E disse também esta parábola a uns que confiavam em si mesmos, crendo que eram justos, e desprezavam os outros: Dois homens subiram ao templo, a orar; um fariseu, e o outro publicano. O fariseu, estando em pé, orava consigo desta maneira: Ó Deus, graças te dou, porque não sou como os demais homens, roubadores, injustos e adúlteros; nem ainda como este publicano. Jejuo duas vezes na semana, e dou os dízimos de tudo quanto possuo. O publicano, porém, estando em pé, de longe, nem ainda queria levantar os olhos ao céu, mas batia no peito, dizendo: Ó Deus, tem misericórdia de mim, pecador! Digo-vos que este desceu justificado para sua casa, e não aquele; porque qualquer que a si mesmo se exalta será humilhado, e qualquer que a si mesmo se humilha será exaltado.

Lucas 18. 9 -14

[Ref.: Gn 3.8-13; 4.8-10 / Sl 1.1-3; 51 / MT 5.23,24; 6.12,13; 26.41 / Rm 7.14-22]

Na ilustre obra de Victor Hugo, “O Corcunda de Notre Dame / Notre Dame de Paris”, entre os 4 personagens principais aos quais somos apresentados, o arquidiacono Claude Frollo, é certamente um complexo e perturbado antagonista, cheio de dilemas. O problema real de Frollo estava muito além de mero fanatismo religioso, ele era de uma autonomia incomum, “dono” de sua própria razão e senso de justiça (o típico dilema do “herói” de sua própria história), crendo ser um servo “justo e bom”. Ao conhecer a cigana Esmeralda, se apaixonou pela primeira vez, pondo em choque uma estranha fobia que tinha por mulheres, e em cheque seus votos religiosos e “índole”. Sendo rejeitado algumas vezes por ela e cobrado por sua religiosidade, ensandecido, Frollo atribuía ela a culpa da tentação (e qualquer outra bestialidade futura que cometeria contra Esmeralda), dando como ultimato algo como “ou fica comigo ou morre”!

Frollo, aqui, é como o fariseu da parábola da oração que Jesus menciona, seu orgulho, arrogância e hipocrisia o cega de sua natureza carnal ao exaltar feitos e não ver pecado em si, e ainda assim fazer questão de apontar prováveis pecadores segundo seu consenso e se comparar a eles. Já Quasimodo, seu “afilhado”/servo por pena, facilmente se enquadra como o publicano, pois é humilde, bom e reconhece quando está ou acha estar errado.

▶ [Para resolver]
(1) Reproduza exatamente o trecho do texto sobre o fariseu e o publicano que fica entre "E disse também" e "humilha será exaltado.", incluindo essas palavras.
(2) Dê continuidade ao texto sobre o fariseu e o publicano, começando logo depois da última frase dele.

▶ [Material fornecido]
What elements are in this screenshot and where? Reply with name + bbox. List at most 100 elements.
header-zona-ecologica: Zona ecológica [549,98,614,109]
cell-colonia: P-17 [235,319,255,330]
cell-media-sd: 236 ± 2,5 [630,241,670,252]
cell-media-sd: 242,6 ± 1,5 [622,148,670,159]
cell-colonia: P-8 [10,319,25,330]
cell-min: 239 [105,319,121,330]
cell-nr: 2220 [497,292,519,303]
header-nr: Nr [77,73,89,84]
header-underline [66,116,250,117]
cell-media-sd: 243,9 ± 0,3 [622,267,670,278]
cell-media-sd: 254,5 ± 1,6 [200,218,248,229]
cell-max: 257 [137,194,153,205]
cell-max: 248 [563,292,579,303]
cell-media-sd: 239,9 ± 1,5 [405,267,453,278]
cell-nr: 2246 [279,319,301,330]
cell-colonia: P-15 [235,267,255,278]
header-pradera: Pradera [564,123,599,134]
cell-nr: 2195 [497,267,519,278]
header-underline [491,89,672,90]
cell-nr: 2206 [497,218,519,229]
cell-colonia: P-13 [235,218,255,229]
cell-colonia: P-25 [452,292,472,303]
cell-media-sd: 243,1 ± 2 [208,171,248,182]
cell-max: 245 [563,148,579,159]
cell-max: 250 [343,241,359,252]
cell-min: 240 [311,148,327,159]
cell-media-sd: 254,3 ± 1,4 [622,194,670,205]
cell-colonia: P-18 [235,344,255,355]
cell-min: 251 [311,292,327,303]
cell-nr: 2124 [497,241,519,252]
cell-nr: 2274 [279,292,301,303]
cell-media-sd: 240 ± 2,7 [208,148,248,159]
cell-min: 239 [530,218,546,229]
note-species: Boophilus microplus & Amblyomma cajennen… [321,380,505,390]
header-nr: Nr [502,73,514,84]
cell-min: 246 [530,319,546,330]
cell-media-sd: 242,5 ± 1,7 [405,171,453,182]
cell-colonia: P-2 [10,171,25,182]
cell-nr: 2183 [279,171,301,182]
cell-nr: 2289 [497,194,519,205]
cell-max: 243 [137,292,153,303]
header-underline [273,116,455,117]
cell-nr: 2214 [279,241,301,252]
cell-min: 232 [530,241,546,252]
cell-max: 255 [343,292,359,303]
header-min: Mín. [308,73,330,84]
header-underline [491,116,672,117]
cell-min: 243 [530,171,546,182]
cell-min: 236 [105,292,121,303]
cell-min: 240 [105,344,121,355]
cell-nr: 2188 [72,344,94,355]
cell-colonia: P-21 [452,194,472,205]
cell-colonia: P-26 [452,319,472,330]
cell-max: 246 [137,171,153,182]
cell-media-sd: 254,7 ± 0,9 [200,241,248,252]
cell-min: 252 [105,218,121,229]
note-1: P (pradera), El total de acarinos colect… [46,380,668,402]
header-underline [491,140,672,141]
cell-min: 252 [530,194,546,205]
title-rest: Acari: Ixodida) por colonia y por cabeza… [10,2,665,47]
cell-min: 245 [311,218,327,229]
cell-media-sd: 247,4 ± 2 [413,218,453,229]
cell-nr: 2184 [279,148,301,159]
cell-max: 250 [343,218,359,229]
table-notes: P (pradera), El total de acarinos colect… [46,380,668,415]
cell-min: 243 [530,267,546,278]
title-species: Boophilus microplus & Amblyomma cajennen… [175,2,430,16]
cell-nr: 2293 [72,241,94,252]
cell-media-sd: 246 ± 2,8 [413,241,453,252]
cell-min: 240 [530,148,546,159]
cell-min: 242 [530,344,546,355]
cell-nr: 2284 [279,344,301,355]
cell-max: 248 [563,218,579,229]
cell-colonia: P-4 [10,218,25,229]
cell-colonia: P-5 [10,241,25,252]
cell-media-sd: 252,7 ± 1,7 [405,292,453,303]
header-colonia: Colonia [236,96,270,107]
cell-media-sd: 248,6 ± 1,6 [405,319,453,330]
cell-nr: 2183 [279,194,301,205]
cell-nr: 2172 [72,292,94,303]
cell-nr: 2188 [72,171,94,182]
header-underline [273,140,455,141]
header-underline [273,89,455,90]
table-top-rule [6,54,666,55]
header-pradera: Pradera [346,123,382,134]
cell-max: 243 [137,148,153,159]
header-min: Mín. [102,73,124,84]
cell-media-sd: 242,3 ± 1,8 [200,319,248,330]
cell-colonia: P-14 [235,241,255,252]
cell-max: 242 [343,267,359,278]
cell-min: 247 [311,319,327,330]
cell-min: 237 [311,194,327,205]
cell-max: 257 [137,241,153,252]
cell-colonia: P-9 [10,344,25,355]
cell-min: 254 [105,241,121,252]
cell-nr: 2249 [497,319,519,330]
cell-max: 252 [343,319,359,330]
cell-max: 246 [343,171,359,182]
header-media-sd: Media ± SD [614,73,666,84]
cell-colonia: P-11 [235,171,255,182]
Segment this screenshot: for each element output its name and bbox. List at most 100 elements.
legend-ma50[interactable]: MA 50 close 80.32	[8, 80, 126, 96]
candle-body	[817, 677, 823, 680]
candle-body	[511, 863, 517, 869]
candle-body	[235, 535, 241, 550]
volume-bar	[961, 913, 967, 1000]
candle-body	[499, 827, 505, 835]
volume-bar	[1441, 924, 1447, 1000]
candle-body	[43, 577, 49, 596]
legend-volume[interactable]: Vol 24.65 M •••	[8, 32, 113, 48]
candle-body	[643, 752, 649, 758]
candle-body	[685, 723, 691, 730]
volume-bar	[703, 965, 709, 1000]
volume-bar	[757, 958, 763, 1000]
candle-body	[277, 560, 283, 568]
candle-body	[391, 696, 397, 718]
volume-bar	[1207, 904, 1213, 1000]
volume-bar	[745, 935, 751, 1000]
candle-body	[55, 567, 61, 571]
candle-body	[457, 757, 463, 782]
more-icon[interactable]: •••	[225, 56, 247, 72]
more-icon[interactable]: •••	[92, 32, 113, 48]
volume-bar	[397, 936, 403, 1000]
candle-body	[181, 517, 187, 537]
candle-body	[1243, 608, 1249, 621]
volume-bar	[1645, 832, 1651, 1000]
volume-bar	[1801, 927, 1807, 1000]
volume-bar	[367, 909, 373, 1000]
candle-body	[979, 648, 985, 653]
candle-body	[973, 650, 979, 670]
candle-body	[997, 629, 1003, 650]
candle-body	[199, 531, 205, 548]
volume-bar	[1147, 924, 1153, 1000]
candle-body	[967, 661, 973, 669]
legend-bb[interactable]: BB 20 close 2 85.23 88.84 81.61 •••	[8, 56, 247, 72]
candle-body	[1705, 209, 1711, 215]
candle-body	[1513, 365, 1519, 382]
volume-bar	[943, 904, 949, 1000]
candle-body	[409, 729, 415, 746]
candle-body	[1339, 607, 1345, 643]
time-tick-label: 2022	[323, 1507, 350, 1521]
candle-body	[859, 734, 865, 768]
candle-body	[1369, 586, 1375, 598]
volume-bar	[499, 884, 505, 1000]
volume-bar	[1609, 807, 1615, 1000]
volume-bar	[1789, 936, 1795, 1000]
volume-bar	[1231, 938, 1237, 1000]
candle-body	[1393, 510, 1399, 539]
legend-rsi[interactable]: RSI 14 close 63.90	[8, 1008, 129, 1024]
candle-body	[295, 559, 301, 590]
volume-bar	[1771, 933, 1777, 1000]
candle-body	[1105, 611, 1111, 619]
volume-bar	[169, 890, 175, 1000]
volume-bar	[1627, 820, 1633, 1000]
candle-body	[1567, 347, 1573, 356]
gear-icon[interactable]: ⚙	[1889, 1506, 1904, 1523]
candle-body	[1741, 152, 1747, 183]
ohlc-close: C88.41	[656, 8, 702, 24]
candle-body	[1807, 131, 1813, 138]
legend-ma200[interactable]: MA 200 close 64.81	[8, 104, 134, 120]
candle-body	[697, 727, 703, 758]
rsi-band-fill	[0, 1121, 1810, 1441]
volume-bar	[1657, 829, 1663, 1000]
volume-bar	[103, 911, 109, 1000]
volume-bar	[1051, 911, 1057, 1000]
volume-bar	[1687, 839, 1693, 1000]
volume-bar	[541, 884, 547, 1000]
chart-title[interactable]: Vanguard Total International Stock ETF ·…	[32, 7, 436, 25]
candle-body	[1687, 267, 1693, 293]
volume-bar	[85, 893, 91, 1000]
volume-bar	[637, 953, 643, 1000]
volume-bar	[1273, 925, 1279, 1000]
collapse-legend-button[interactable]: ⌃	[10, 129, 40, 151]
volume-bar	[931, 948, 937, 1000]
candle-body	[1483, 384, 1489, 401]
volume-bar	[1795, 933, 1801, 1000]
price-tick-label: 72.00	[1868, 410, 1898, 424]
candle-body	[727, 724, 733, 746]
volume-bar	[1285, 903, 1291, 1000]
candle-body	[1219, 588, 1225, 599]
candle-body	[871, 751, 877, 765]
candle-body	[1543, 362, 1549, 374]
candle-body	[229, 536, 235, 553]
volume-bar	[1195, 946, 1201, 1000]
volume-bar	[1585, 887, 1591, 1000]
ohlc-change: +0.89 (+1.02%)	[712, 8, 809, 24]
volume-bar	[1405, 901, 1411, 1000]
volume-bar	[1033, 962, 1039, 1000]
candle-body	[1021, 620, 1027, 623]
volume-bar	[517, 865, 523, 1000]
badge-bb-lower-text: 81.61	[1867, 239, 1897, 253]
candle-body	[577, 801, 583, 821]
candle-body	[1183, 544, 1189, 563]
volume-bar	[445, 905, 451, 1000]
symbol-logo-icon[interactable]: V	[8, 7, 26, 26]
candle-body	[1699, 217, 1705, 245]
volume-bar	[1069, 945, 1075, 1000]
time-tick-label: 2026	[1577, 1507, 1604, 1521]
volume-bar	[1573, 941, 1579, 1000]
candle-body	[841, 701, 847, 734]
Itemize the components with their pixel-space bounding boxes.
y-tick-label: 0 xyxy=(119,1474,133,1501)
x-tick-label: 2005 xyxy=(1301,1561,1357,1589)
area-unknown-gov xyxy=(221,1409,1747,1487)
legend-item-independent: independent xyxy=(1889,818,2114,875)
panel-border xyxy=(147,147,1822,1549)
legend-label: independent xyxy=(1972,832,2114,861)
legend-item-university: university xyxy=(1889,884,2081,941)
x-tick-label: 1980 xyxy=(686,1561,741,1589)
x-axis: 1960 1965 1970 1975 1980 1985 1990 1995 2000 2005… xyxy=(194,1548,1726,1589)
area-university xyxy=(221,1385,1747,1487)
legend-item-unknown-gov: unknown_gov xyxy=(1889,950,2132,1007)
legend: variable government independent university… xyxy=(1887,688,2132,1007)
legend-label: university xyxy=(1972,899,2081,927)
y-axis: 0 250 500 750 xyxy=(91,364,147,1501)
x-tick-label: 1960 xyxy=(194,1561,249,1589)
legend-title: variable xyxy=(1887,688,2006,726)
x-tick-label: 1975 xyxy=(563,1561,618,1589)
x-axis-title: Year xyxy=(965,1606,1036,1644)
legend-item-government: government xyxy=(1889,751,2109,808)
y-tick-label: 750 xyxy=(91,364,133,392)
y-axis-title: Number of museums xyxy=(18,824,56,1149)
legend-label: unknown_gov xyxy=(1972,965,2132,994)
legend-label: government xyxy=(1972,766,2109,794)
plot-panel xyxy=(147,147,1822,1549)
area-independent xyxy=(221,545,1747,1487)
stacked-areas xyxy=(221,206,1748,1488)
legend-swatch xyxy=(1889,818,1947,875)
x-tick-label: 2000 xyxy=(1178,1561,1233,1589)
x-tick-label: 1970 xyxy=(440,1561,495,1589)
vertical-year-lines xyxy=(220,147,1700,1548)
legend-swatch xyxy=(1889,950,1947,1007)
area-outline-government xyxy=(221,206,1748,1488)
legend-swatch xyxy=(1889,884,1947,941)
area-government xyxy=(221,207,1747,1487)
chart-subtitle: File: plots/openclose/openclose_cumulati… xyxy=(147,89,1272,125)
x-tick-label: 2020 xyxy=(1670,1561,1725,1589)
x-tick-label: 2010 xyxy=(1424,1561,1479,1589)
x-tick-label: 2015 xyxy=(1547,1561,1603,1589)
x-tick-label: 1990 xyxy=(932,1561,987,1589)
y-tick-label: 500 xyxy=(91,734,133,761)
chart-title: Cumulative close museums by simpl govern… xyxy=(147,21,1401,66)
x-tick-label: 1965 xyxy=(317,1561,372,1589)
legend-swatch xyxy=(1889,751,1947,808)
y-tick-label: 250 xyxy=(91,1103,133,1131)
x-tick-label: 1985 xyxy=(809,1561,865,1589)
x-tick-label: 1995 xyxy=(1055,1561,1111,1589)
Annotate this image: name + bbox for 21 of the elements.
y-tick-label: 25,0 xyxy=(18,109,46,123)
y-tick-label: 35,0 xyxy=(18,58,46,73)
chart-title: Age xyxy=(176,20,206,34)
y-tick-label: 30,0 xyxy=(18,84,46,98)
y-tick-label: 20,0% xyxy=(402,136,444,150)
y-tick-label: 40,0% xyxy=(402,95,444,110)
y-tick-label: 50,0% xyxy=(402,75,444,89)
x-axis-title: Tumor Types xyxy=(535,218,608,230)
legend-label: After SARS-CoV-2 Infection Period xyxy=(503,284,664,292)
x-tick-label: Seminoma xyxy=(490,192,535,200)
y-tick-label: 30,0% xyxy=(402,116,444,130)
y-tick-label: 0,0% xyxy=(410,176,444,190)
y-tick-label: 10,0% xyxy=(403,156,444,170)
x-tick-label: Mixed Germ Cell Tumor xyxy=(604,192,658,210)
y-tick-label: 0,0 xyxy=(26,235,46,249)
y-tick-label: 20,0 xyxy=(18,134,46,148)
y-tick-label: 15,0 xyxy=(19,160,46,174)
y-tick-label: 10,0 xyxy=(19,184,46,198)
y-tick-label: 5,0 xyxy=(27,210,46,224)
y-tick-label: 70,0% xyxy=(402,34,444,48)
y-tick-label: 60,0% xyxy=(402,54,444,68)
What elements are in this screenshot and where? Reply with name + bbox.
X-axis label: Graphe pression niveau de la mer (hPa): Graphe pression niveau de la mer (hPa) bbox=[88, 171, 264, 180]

▶ [Respostas]
(1)
E disse também esta parábola a uns que confiavam em si mesmos, crendo que eram justos, e desprezavam os outros: Dois homens subiram ao templo, a orar; um fariseu, e o outro publicano. O fariseu, estando em pé, orava consigo desta maneira: Ó Deus, graças te dou, porque não sou como os demais homens, roubadores, injustos e adúlteros; nem ainda como este publicano. Jejuo duas vezes na semana, e dou os dízimos de tudo quanto possuo. O publicano, porém, estando em pé, de longe, nem ainda queria levantar os olhos ao céu, mas batia no peito, dizendo: Ó Deus, tem misericórdia de mim, pecador! Digo-vos que este desceu justificado para sua casa, e não aquele; porque qualquer que a si mesmo se exalta será humilhado, e qualquer que a si mesmo se humilha será exaltado.

(2)
Reconhecer e aceitar o erro, o pecado, é algo verdadeiramente sensato e admirável, mas como pudemos ver através do “exemplo” acima, que nem todo mundo consegue alcançar isso com facilidade e por si só. Há muitos Frollos na sociedade, e até mesmo entre nós, cristãos, alguns lúcidos e cientes de seus erros, e outros já cegos por eles. Um compromissado cristão “velho de igreja” (ou nem tanto assim), deve tomar muito cuidado para não pender para esse lado, ele(a) tendo ou não, alguma responsabilidade em sua congregação.

Para uma melhor ambientação dessa problemática comum da culpa e o reconhecimento e arrependimento sobre a mesma, citemos aqui um comparativo com alguns exemplos bíblicos de personagens que souberam ou não admitir seus pecados e se arrepender deles depois:

AT: Saul (desobediência direta a ordens divinas o fizeram perder seu reconhecimento e autoridade como rei de Israel perante Deus) X Davi (arrependimento verdadeiro (após ser confrontado por Deus através do profeta Natã, por ter cometido adultério seguido de homicídio) o fez se quebrantar perante Deus, sendo fiel a Ele, mesmo ao arcar com as consequências de seus atos) [1 Sm 15.1-31 / 2 Sm 12]

NT: Judas Iscariotes (remorso tardio (foi se retratar com os fariseus apenas) e suicídio) x Pedro (arrependimento amargo e redenção) [Mt 27.3-5 / Lc 22.54-62]

Devemos sempre aprender a reconhecer, perante Deus, o pecado em nós (não tentar justificá-lo, nem mesmo delegar a culpa), confrontá-lo e rejeitá-lo e buscar em Cristo, o perdão, verdadeiramente arrependidos, para sermos lavados e remidos por Sua maravilhosa graça.